-- Begin INPUT ROWS --

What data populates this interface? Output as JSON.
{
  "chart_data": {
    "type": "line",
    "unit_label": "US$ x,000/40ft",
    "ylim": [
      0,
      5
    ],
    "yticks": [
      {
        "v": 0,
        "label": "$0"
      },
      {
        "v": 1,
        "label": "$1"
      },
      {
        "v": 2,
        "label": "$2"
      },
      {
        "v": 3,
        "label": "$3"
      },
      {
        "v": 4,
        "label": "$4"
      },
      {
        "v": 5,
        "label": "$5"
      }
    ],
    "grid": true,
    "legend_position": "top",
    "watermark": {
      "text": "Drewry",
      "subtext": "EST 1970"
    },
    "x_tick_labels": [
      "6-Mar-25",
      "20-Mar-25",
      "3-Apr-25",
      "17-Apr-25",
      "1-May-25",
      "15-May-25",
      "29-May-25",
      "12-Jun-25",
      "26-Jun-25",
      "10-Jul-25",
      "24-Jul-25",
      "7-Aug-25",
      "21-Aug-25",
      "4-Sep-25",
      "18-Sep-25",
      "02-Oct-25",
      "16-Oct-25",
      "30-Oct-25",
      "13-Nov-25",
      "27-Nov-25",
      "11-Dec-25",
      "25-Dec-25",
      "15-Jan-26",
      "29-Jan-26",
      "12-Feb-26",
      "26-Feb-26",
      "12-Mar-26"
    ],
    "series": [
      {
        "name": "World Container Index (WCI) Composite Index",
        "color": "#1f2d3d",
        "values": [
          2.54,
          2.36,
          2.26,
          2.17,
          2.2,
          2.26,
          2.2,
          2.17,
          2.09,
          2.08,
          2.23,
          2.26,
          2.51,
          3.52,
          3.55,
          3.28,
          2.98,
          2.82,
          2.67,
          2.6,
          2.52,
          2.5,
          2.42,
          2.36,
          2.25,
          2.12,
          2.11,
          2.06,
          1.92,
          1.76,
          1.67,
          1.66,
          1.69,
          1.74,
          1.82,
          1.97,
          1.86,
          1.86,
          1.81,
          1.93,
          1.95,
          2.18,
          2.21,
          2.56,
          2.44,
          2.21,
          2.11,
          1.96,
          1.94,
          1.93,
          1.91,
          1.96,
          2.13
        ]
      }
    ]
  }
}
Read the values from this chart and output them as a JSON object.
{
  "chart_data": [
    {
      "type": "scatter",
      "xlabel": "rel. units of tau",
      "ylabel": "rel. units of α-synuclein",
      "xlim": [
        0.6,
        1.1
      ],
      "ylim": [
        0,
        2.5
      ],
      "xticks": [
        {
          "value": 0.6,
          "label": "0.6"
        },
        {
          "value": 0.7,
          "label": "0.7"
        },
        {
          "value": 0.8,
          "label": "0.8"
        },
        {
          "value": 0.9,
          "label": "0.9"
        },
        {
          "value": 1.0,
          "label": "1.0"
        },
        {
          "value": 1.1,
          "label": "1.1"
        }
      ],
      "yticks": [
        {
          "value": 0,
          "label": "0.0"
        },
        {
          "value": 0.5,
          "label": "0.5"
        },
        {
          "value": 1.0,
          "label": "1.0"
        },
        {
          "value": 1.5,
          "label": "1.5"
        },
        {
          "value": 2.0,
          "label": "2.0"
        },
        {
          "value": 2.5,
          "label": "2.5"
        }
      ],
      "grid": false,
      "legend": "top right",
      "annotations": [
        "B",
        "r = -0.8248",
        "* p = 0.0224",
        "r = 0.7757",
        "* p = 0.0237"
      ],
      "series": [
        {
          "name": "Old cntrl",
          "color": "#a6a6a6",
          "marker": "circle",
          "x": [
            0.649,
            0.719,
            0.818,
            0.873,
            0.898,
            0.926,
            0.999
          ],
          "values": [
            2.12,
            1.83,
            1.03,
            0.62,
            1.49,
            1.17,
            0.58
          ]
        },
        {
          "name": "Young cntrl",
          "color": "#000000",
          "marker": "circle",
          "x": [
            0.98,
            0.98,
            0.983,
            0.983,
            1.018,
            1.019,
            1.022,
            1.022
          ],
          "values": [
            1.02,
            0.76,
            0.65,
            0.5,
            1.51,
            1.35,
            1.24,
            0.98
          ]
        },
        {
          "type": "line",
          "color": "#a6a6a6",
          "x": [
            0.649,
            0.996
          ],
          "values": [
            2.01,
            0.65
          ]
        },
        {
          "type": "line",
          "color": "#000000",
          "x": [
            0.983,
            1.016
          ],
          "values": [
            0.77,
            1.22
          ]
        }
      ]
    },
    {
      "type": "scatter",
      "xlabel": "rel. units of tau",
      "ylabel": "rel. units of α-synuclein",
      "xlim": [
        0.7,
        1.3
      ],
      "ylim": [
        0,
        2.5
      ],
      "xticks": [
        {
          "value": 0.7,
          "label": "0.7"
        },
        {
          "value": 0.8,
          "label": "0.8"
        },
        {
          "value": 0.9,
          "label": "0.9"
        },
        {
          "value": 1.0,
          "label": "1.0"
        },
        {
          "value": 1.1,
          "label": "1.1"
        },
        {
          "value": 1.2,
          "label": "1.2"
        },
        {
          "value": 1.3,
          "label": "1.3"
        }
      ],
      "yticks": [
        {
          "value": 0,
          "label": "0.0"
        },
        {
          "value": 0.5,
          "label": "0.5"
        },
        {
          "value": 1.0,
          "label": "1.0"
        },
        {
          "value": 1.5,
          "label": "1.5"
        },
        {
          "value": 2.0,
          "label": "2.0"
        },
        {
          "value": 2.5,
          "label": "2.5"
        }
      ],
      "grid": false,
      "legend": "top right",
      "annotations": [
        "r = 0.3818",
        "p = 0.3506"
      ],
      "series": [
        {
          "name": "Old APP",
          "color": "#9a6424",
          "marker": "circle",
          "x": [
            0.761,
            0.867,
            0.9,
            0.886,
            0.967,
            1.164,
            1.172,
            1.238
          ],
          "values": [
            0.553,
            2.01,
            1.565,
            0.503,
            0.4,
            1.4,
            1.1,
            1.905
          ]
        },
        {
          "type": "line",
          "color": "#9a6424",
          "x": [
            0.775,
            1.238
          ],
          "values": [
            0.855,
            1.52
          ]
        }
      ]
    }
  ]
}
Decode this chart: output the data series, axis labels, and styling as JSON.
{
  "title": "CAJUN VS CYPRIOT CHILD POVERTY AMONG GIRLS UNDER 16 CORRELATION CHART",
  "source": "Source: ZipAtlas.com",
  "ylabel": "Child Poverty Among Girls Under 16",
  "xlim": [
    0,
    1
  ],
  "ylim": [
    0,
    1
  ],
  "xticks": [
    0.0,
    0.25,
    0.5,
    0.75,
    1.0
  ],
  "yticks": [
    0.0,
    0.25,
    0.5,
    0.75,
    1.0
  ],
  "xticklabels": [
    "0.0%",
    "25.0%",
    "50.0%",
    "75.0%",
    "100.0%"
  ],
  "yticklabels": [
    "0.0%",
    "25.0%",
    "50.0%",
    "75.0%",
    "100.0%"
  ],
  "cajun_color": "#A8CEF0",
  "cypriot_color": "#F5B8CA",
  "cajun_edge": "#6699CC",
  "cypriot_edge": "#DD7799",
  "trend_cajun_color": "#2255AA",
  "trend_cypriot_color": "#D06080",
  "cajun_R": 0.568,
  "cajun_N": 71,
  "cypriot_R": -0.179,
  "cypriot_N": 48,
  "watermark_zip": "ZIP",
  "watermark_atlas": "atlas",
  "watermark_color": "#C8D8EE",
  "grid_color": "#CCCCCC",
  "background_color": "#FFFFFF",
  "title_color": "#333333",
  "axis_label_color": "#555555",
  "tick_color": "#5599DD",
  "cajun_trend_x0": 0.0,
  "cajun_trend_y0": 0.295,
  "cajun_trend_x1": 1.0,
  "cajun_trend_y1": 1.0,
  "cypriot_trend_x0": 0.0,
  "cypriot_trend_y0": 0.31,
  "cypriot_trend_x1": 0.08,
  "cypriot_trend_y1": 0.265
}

-- End INPUT ROWS --

All of the material must be reproduced exactly.

| THE ANSWER |
What data populates this interface? Output as JSON.
{
  "chart_data": {
    "type": "line",
    "unit_label": "US$ x,000/40ft",
    "ylim": [
      0,
      5
    ],
    "yticks": [
      {
        "v": 0,
        "label": "$0"
      },
      {
        "v": 1,
        "label": "$1"
      },
      {
        "v": 2,
        "label": "$2"
      },
      {
        "v": 3,
        "label": "$3"
      },
      {
        "v": 4,
        "label": "$4"
      },
      {
        "v": 5,
        "label": "$5"
      }
    ],
    "grid": true,
    "legend_position": "top",
    "watermark": {
      "text": "Drewry",
      "subtext": "EST 1970"
    },
    "x_tick_labels": [
      "6-Mar-25",
      "20-Mar-25",
      "3-Apr-25",
      "17-Apr-25",
      "1-May-25",
      "15-May-25",
      "29-May-25",
      "12-Jun-25",
      "26-Jun-25",
      "10-Jul-25",
      "24-Jul-25",
      "7-Aug-25",
      "21-Aug-25",
      "4-Sep-25",
      "18-Sep-25",
      "02-Oct-25",
      "16-Oct-25",
      "30-Oct-25",
      "13-Nov-25",
      "27-Nov-25",
      "11-Dec-25",
      "25-Dec-25",
      "15-Jan-26",
      "29-Jan-26",
      "12-Feb-26",
      "26-Feb-26",
      "12-Mar-26"
    ],
    "series": [
      {
        "name": "World Container Index (WCI) Composite Index",
        "color": "#1f2d3d",
        "values": [
          2.54,
          2.36,
          2.26,
          2.17,
          2.2,
          2.26,
          2.2,
          2.17,
          2.09,
          2.08,
          2.23,
          2.26,
          2.51,
          3.52,
          3.55,
          3.28,
          2.98,
          2.82,
          2.67,
          2.6,
          2.52,
          2.5,
          2.42,
          2.36,
          2.25,
          2.12,
          2.11,
          2.06,
          1.92,
          1.76,
          1.67,
          1.66,
          1.69,
          1.74,
          1.82,
          1.97,
          1.86,
          1.86,
          1.81,
          1.93,
          1.95,
          2.18,
          2.21,
          2.56,
          2.44,
          2.21,
          2.11,
          1.96,
          1.94,
          1.93,
          1.91,
          1.96,
          2.13
        ]
      }
    ]
  }
}
Read the values from this chart and output them as a JSON object.
{
  "chart_data": [
    {
      "type": "scatter",
      "xlabel": "rel. units of tau",
      "ylabel": "rel. units of α-synuclein",
      "xlim": [
        0.6,
        1.1
      ],
      "ylim": [
        0,
        2.5
      ],
      "xticks": [
        {
          "value": 0.6,
          "label": "0.6"
        },
        {
          "value": 0.7,
          "label": "0.7"
        },
        {
          "value": 0.8,
          "label": "0.8"
        },
        {
          "value": 0.9,
          "label": "0.9"
        },
        {
          "value": 1.0,
          "label": "1.0"
        },
        {
          "value": 1.1,
          "label": "1.1"
        }
      ],
      "yticks": [
        {
          "value": 0,
          "label": "0.0"
        },
        {
          "value": 0.5,
          "label": "0.5"
        },
        {
          "value": 1.0,
          "label": "1.0"
        },
        {
          "value": 1.5,
          "label": "1.5"
        },
        {
          "value": 2.0,
          "label": "2.0"
        },
        {
          "value": 2.5,
          "label": "2.5"
        }
      ],
      "grid": false,
      "legend": "top right",
      "annotations": [
        "B",
        "r = -0.8248",
        "* p = 0.0224",
        "r = 0.7757",
        "* p = 0.0237"
      ],
      "series": [
        {
          "name": "Old cntrl",
          "color": "#a6a6a6",
          "marker": "circle",
          "x": [
            0.649,
            0.719,
            0.818,
            0.873,
            0.898,
            0.926,
            0.999
          ],
          "values": [
            2.12,
            1.83,
            1.03,
            0.62,
            1.49,
            1.17,
            0.58
          ]
        },
        {
          "name": "Young cntrl",
          "color": "#000000",
          "marker": "circle",
          "x": [
            0.98,
            0.98,
            0.983,
            0.983,
            1.018,
            1.019,
            1.022,
            1.022
          ],
          "values": [
            1.02,
            0.76,
            0.65,
            0.5,
            1.51,
            1.35,
            1.24,
            0.98
          ]
        },
        {
          "type": "line",
          "color": "#a6a6a6",
          "x": [
            0.649,
            0.996
          ],
          "values": [
            2.01,
            0.65
          ]
        },
        {
          "type": "line",
          "color": "#000000",
          "x": [
            0.983,
            1.016
          ],
          "values": [
            0.77,
            1.22
          ]
        }
      ]
    },
    {
      "type": "scatter",
      "xlabel": "rel. units of tau",
      "ylabel": "rel. units of α-synuclein",
      "xlim": [
        0.7,
        1.3
      ],
      "ylim": [
        0,
        2.5
      ],
      "xticks": [
        {
          "value": 0.7,
          "label": "0.7"
        },
        {
          "value": 0.8,
          "label": "0.8"
        },
        {
          "value": 0.9,
          "label": "0.9"
        },
        {
          "value": 1.0,
          "label": "1.0"
        },
        {
          "value": 1.1,
          "label": "1.1"
        },
        {
          "value": 1.2,
          "label": "1.2"
        },
        {
          "value": 1.3,
          "label": "1.3"
        }
      ],
      "yticks": [
        {
          "value": 0,
          "label": "0.0"
        },
        {
          "value": 0.5,
          "label": "0.5"
        },
        {
          "value": 1.0,
          "label": "1.0"
        },
        {
          "value": 1.5,
          "label": "1.5"
        },
        {
          "value": 2.0,
          "label": "2.0"
        },
        {
          "value": 2.5,
          "label": "2.5"
        }
      ],
      "grid": false,
      "legend": "top right",
      "annotations": [
        "r = 0.3818",
        "p = 0.3506"
      ],
      "series": [
        {
          "name": "Old APP",
          "color": "#9a6424",
          "marker": "circle",
          "x": [
            0.761,
            0.867,
            0.9,
            0.886,
            0.967,
            1.164,
            1.172,
            1.238
          ],
          "values": [
            0.553,
            2.01,
            1.565,
            0.503,
            0.4,
            1.4,
            1.1,
            1.905
          ]
        },
        {
          "type": "line",
          "color": "#9a6424",
          "x": [
            0.775,
            1.238
          ],
          "values": [
            0.855,
            1.52
          ]
        }
      ]
    }
  ]
}
Decode this chart: output the data series, axis labels, and styling as JSON.
{
  "title": "CAJUN VS CYPRIOT CHILD POVERTY AMONG GIRLS UNDER 16 CORRELATION CHART",
  "source": "Source: ZipAtlas.com",
  "ylabel": "Child Poverty Among Girls Under 16",
  "xlim": [
    0,
    1
  ],
  "ylim": [
    0,
    1
  ],
  "xticks": [
    0.0,
    0.25,
    0.5,
    0.75,
    1.0
  ],
  "yticks": [
    0.0,
    0.25,
    0.5,
    0.75,
    1.0
  ],
  "xticklabels": [
    "0.0%",
    "25.0%",
    "50.0%",
    "75.0%",
    "100.0%"
  ],
  "yticklabels": [
    "0.0%",
    "25.0%",
    "50.0%",
    "75.0%",
    "100.0%"
  ],
  "cajun_color": "#A8CEF0",
  "cypriot_color": "#F5B8CA",
  "cajun_edge": "#6699CC",
  "cypriot_edge": "#DD7799",
  "trend_cajun_color": "#2255AA",
  "trend_cypriot_color": "#D06080",
  "cajun_R": 0.568,
  "cajun_N": 71,
  "cypriot_R": -0.179,
  "cypriot_N": 48,
  "watermark_zip": "ZIP",
  "watermark_atlas": "atlas",
  "watermark_color": "#C8D8EE",
  "grid_color": "#CCCCCC",
  "background_color": "#FFFFFF",
  "title_color": "#333333",
  "axis_label_color": "#555555",
  "tick_color": "#5599DD",
  "cajun_trend_x0": 0.0,
  "cajun_trend_y0": 0.295,
  "cajun_trend_x1": 1.0,
  "cajun_trend_y1": 1.0,
  "cypriot_trend_x0": 0.0,
  "cypriot_trend_y0": 0.31,
  "cypriot_trend_x1": 0.08,
  "cypriot_trend_y1": 0.265
}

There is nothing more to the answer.